Write each line out exactly, leaving none out.

Material for the task:
######

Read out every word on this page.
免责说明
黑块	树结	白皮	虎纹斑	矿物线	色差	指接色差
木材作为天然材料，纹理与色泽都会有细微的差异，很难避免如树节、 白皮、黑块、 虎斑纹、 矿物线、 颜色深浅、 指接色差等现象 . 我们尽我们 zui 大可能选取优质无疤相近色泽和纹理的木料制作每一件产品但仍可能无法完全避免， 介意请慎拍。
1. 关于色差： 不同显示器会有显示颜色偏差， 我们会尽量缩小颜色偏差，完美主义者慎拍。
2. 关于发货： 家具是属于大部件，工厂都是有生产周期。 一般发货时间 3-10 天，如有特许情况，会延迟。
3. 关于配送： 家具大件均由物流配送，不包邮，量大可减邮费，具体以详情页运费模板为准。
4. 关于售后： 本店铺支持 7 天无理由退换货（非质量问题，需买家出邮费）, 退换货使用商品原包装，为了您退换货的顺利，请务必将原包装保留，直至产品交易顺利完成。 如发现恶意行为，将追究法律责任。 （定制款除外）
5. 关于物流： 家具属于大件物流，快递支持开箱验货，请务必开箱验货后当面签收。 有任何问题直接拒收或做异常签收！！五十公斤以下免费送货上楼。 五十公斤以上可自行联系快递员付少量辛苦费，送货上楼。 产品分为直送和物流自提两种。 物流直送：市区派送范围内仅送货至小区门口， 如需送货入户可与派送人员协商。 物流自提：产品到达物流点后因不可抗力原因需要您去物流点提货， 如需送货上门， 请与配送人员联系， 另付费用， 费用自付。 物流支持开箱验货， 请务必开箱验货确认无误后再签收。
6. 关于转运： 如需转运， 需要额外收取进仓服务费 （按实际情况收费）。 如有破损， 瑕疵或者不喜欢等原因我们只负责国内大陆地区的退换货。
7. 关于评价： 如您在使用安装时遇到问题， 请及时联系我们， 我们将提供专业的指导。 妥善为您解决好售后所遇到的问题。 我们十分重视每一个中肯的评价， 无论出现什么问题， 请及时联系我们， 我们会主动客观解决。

######

Written response:
Read out every word on this page.
免责说明
黑块	树结	白皮	虎纹斑	矿物线	色差	指接色差
木材作为天然材料，纹理与色泽都会有细微的差异，很难避免如树节、 白皮、黑块、 虎斑纹、 矿物线、 颜色深浅、 指接色差等现象 . 我们尽我们 zui 大可能选取优质无疤相近色泽和纹理的木料制作每一件产品但仍可能无法完全避免， 介意请慎拍。
1. 关于色差： 不同显示器会有显示颜色偏差， 我们会尽量缩小颜色偏差，完美主义者慎拍。
2. 关于发货： 家具是属于大部件，工厂都是有生产周期。 一般发货时间 3-10 天，如有特许情况，会延迟。
3. 关于配送： 家具大件均由物流配送，不包邮，量大可减邮费，具体以详情页运费模板为准。
4. 关于售后： 本店铺支持 7 天无理由退换货（非质量问题，需买家出邮费）, 退换货使用商品原包装，为了您退换货的顺利，请务必将原包装保留，直至产品交易顺利完成。 如发现恶意行为，将追究法律责任。 （定制款除外）
5. 关于物流： 家具属于大件物流，快递支持开箱验货，请务必开箱验货后当面签收。 有任何问题直接拒收或做异常签收！！五十公斤以下免费送货上楼。 五十公斤以上可自行联系快递员付少量辛苦费，送货上楼。 产品分为直送和物流自提两种。 物流直送：市区派送范围内仅送货至小区门口， 如需送货入户可与派送人员协商。 物流自提：产品到达物流点后因不可抗力原因需要您去物流点提货， 如需送货上门， 请与配送人员联系， 另付费用， 费用自付。 物流支持开箱验货， 请务必开箱验货确认无误后再签收。
6. 关于转运： 如需转运， 需要额外收取进仓服务费 （按实际情况收费）。 如有破损， 瑕疵或者不喜欢等原因我们只负责国内大陆地区的退换货。
7. 关于评价： 如您在使用安装时遇到问题， 请及时联系我们， 我们将提供专业的指导。 妥善为您解决好售后所遇到的问题。 我们十分重视每一个中肯的评价， 无论出现什么问题， 请及时联系我们， 我们会主动客观解决。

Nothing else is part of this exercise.